→ What is being asked: Please transcribe the listing below in full and word for word, without its pictures.

[Rows from a figure dataset]
§

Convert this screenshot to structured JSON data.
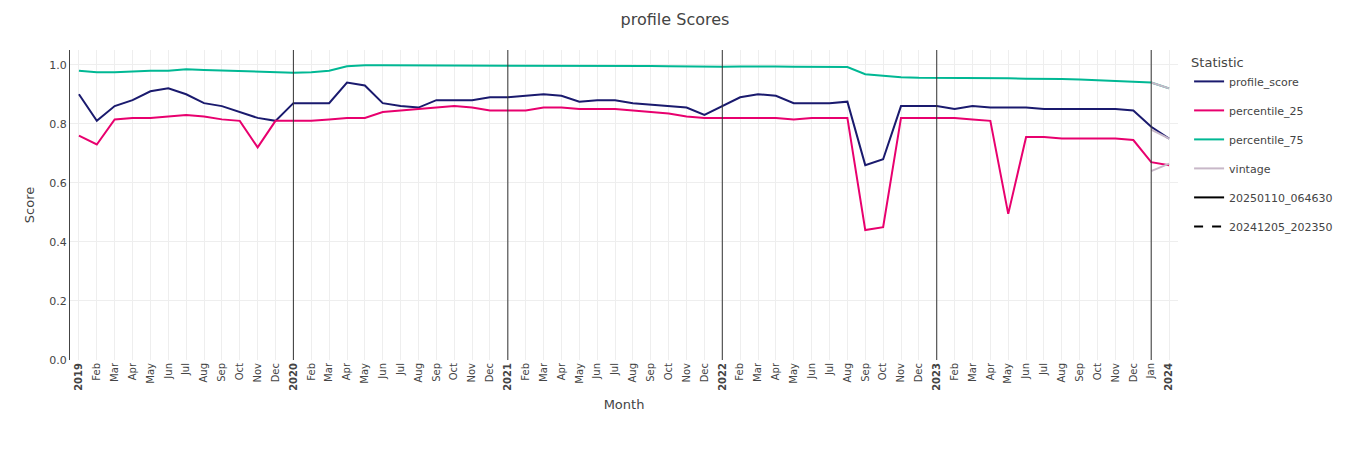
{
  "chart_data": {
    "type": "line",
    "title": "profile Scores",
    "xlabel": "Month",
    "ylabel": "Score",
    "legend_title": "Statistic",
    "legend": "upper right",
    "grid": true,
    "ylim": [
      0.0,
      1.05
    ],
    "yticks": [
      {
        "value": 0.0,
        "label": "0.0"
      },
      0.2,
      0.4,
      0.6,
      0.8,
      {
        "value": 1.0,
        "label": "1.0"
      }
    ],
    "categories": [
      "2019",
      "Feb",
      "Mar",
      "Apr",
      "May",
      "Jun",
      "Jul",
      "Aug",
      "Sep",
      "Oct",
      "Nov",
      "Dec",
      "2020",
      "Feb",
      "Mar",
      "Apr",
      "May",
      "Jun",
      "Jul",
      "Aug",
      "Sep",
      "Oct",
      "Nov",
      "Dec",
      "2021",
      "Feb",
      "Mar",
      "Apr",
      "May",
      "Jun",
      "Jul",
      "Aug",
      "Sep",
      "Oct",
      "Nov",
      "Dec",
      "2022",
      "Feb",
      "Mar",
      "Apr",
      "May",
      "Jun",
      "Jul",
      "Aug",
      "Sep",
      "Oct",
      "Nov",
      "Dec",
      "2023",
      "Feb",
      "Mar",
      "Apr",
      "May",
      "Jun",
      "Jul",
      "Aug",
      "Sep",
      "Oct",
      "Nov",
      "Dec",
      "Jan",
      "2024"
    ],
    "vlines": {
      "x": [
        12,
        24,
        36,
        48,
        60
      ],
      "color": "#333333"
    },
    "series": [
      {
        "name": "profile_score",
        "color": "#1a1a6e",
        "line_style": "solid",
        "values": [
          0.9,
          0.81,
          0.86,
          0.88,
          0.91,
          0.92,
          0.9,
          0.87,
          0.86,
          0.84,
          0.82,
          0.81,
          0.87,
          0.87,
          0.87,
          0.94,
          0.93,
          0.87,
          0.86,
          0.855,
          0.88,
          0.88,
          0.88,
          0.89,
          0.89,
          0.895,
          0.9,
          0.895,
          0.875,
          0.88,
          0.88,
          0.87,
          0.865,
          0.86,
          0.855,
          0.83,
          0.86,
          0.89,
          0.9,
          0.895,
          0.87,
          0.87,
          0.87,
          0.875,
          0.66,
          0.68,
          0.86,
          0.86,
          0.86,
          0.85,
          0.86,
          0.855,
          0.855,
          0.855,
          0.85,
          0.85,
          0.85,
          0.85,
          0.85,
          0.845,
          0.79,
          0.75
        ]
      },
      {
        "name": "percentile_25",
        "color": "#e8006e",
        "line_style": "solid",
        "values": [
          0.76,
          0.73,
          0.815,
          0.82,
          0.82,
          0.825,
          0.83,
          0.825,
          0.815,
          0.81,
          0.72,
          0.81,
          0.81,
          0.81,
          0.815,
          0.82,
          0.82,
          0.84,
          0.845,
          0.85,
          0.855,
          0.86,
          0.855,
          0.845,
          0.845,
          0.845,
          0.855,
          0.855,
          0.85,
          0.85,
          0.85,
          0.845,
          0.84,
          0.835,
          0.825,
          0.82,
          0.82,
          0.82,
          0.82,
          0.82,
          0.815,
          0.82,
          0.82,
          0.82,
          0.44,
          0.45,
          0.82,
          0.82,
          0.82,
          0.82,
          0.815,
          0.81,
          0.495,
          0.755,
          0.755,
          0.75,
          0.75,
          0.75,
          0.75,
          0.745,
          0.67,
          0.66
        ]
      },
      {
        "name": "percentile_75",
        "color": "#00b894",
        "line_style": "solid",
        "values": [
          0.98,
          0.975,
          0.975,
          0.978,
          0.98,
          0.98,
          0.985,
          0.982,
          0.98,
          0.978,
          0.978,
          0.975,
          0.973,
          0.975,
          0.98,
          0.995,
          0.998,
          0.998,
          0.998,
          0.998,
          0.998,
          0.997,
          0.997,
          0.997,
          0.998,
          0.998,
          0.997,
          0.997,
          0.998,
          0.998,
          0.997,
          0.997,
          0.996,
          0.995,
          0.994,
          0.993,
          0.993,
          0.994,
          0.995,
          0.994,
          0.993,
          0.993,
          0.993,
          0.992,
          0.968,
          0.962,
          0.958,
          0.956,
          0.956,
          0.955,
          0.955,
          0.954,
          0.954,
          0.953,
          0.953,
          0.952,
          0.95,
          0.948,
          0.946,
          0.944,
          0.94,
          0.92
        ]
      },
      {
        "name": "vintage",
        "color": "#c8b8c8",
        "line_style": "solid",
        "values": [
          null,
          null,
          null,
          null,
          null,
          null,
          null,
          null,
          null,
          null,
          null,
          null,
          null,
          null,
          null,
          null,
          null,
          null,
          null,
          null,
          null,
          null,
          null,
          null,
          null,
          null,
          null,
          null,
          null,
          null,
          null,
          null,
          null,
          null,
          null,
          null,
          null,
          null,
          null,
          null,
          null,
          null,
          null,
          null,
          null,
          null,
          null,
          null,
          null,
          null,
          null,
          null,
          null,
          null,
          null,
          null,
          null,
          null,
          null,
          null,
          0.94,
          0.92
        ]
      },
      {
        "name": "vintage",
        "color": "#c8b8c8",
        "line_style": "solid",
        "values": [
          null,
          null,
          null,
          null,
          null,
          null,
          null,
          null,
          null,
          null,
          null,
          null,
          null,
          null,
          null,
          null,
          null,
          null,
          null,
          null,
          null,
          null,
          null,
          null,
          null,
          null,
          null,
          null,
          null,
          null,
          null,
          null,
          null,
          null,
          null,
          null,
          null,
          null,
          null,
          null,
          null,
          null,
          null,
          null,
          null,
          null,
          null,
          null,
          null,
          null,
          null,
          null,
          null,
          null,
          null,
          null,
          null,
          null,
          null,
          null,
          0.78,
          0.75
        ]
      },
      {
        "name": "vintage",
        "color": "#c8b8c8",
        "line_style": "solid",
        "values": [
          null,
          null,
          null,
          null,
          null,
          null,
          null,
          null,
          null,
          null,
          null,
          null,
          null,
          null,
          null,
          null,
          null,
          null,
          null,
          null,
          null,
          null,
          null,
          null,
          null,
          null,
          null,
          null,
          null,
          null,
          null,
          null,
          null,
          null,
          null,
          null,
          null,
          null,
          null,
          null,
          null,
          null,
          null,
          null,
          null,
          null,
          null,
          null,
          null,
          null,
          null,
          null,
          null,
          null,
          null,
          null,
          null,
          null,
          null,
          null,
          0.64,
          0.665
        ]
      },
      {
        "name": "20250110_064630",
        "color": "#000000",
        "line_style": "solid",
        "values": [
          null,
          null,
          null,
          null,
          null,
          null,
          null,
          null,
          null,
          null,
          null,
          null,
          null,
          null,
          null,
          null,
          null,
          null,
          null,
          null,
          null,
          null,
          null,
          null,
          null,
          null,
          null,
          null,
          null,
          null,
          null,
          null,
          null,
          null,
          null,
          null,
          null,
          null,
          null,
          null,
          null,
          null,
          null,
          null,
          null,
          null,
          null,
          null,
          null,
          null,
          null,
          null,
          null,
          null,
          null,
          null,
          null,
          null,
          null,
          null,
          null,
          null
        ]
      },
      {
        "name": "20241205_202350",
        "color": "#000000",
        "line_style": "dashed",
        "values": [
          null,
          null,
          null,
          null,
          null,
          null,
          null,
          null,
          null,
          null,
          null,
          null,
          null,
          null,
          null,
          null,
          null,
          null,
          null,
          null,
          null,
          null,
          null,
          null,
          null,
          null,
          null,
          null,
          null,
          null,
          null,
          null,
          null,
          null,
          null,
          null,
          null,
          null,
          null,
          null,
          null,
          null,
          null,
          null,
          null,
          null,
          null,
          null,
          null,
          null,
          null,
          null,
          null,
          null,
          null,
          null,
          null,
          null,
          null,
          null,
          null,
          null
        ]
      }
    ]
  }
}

§

→ Task output:
Convert this screenshot to structured JSON data.
{
  "chart_data": {
    "type": "line",
    "title": "profile Scores",
    "xlabel": "Month",
    "ylabel": "Score",
    "legend_title": "Statistic",
    "legend": "upper right",
    "grid": true,
    "ylim": [
      0.0,
      1.05
    ],
    "yticks": [
      {
        "value": 0.0,
        "label": "0.0"
      },
      0.2,
      0.4,
      0.6,
      0.8,
      {
        "value": 1.0,
        "label": "1.0"
      }
    ],
    "categories": [
      "2019",
      "Feb",
      "Mar",
      "Apr",
      "May",
      "Jun",
      "Jul",
      "Aug",
      "Sep",
      "Oct",
      "Nov",
      "Dec",
      "2020",
      "Feb",
      "Mar",
      "Apr",
      "May",
      "Jun",
      "Jul",
      "Aug",
      "Sep",
      "Oct",
      "Nov",
      "Dec",
      "2021",
      "Feb",
      "Mar",
      "Apr",
      "May",
      "Jun",
      "Jul",
      "Aug",
      "Sep",
      "Oct",
      "Nov",
      "Dec",
      "2022",
      "Feb",
      "Mar",
      "Apr",
      "May",
      "Jun",
      "Jul",
      "Aug",
      "Sep",
      "Oct",
      "Nov",
      "Dec",
      "2023",
      "Feb",
      "Mar",
      "Apr",
      "May",
      "Jun",
      "Jul",
      "Aug",
      "Sep",
      "Oct",
      "Nov",
      "Dec",
      "Jan",
      "2024"
    ],
    "vlines": {
      "x": [
        12,
        24,
        36,
        48,
        60
      ],
      "color": "#333333"
    },
    "series": [
      {
        "name": "profile_score",
        "color": "#1a1a6e",
        "line_style": "solid",
        "values": [
          0.9,
          0.81,
          0.86,
          0.88,
          0.91,
          0.92,
          0.9,
          0.87,
          0.86,
          0.84,
          0.82,
          0.81,
          0.87,
          0.87,
          0.87,
          0.94,
          0.93,
          0.87,
          0.86,
          0.855,
          0.88,
          0.88,
          0.88,
          0.89,
          0.89,
          0.895,
          0.9,
          0.895,
          0.875,
          0.88,
          0.88,
          0.87,
          0.865,
          0.86,
          0.855,
          0.83,
          0.86,
          0.89,
          0.9,
          0.895,
          0.87,
          0.87,
          0.87,
          0.875,
          0.66,
          0.68,
          0.86,
          0.86,
          0.86,
          0.85,
          0.86,
          0.855,
          0.855,
          0.855,
          0.85,
          0.85,
          0.85,
          0.85,
          0.85,
          0.845,
          0.79,
          0.75
        ]
      },
      {
        "name": "percentile_25",
        "color": "#e8006e",
        "line_style": "solid",
        "values": [
          0.76,
          0.73,
          0.815,
          0.82,
          0.82,
          0.825,
          0.83,
          0.825,
          0.815,
          0.81,
          0.72,
          0.81,
          0.81,
          0.81,
          0.815,
          0.82,
          0.82,
          0.84,
          0.845,
          0.85,
          0.855,
          0.86,
          0.855,
          0.845,
          0.845,
          0.845,
          0.855,
          0.855,
          0.85,
          0.85,
          0.85,
          0.845,
          0.84,
          0.835,
          0.825,
          0.82,
          0.82,
          0.82,
          0.82,
          0.82,
          0.815,
          0.82,
          0.82,
          0.82,
          0.44,
          0.45,
          0.82,
          0.82,
          0.82,
          0.82,
          0.815,
          0.81,
          0.495,
          0.755,
          0.755,
          0.75,
          0.75,
          0.75,
          0.75,
          0.745,
          0.67,
          0.66
        ]
      },
      {
        "name": "percentile_75",
        "color": "#00b894",
        "line_style": "solid",
        "values": [
          0.98,
          0.975,
          0.975,
          0.978,
          0.98,
          0.98,
          0.985,
          0.982,
          0.98,
          0.978,
          0.978,
          0.975,
          0.973,
          0.975,
          0.98,
          0.995,
          0.998,
          0.998,
          0.998,
          0.998,
          0.998,
          0.997,
          0.997,
          0.997,
          0.998,
          0.998,
          0.997,
          0.997,
          0.998,
          0.998,
          0.997,
          0.997,
          0.996,
          0.995,
          0.994,
          0.993,
          0.993,
          0.994,
          0.995,
          0.994,
          0.993,
          0.993,
          0.993,
          0.992,
          0.968,
          0.962,
          0.958,
          0.956,
          0.956,
          0.955,
          0.955,
          0.954,
          0.954,
          0.953,
          0.953,
          0.952,
          0.95,
          0.948,
          0.946,
          0.944,
          0.94,
          0.92
        ]
      },
      {
        "name": "vintage",
        "color": "#c8b8c8",
        "line_style": "solid",
        "values": [
          null,
          null,
          null,
          null,
          null,
          null,
          null,
          null,
          null,
          null,
          null,
          null,
          null,
          null,
          null,
          null,
          null,
          null,
          null,
          null,
          null,
          null,
          null,
          null,
          null,
          null,
          null,
          null,
          null,
          null,
          null,
          null,
          null,
          null,
          null,
          null,
          null,
          null,
          null,
          null,
          null,
          null,
          null,
          null,
          null,
          null,
          null,
          null,
          null,
          null,
          null,
          null,
          null,
          null,
          null,
          null,
          null,
          null,
          null,
          null,
          0.94,
          0.92
        ]
      },
      {
        "name": "vintage",
        "color": "#c8b8c8",
        "line_style": "solid",
        "values": [
          null,
          null,
          null,
          null,
          null,
          null,
          null,
          null,
          null,
          null,
          null,
          null,
          null,
          null,
          null,
          null,
          null,
          null,
          null,
          null,
          null,
          null,
          null,
          null,
          null,
          null,
          null,
          null,
          null,
          null,
          null,
          null,
          null,
          null,
          null,
          null,
          null,
          null,
          null,
          null,
          null,
          null,
          null,
          null,
          null,
          null,
          null,
          null,
          null,
          null,
          null,
          null,
          null,
          null,
          null,
          null,
          null,
          null,
          null,
          null,
          0.78,
          0.75
        ]
      },
      {
        "name": "vintage",
        "color": "#c8b8c8",
        "line_style": "solid",
        "values": [
          null,
          null,
          null,
          null,
          null,
          null,
          null,
          null,
          null,
          null,
          null,
          null,
          null,
          null,
          null,
          null,
          null,
          null,
          null,
          null,
          null,
          null,
          null,
          null,
          null,
          null,
          null,
          null,
          null,
          null,
          null,
          null,
          null,
          null,
          null,
          null,
          null,
          null,
          null,
          null,
          null,
          null,
          null,
          null,
          null,
          null,
          null,
          null,
          null,
          null,
          null,
          null,
          null,
          null,
          null,
          null,
          null,
          null,
          null,
          null,
          0.64,
          0.665
        ]
      },
      {
        "name": "20250110_064630",
        "color": "#000000",
        "line_style": "solid",
        "values": [
          null,
          null,
          null,
          null,
          null,
          null,
          null,
          null,
          null,
          null,
          null,
          null,
          null,
          null,
          null,
          null,
          null,
          null,
          null,
          null,
          null,
          null,
          null,
          null,
          null,
          null,
          null,
          null,
          null,
          null,
          null,
          null,
          null,
          null,
          null,
          null,
          null,
          null,
          null,
          null,
          null,
          null,
          null,
          null,
          null,
          null,
          null,
          null,
          null,
          null,
          null,
          null,
          null,
          null,
          null,
          null,
          null,
          null,
          null,
          null,
          null,
          null
        ]
      },
      {
        "name": "20241205_202350",
        "color": "#000000",
        "line_style": "dashed",
        "values": [
          null,
          null,
          null,
          null,
          null,
          null,
          null,
          null,
          null,
          null,
          null,
          null,
          null,
          null,
          null,
          null,
          null,
          null,
          null,
          null,
          null,
          null,
          null,
          null,
          null,
          null,
          null,
          null,
          null,
          null,
          null,
          null,
          null,
          null,
          null,
          null,
          null,
          null,
          null,
          null,
          null,
          null,
          null,
          null,
          null,
          null,
          null,
          null,
          null,
          null,
          null,
          null,
          null,
          null,
          null,
          null,
          null,
          null,
          null,
          null,
          null,
          null
        ]
      }
    ]
  }
}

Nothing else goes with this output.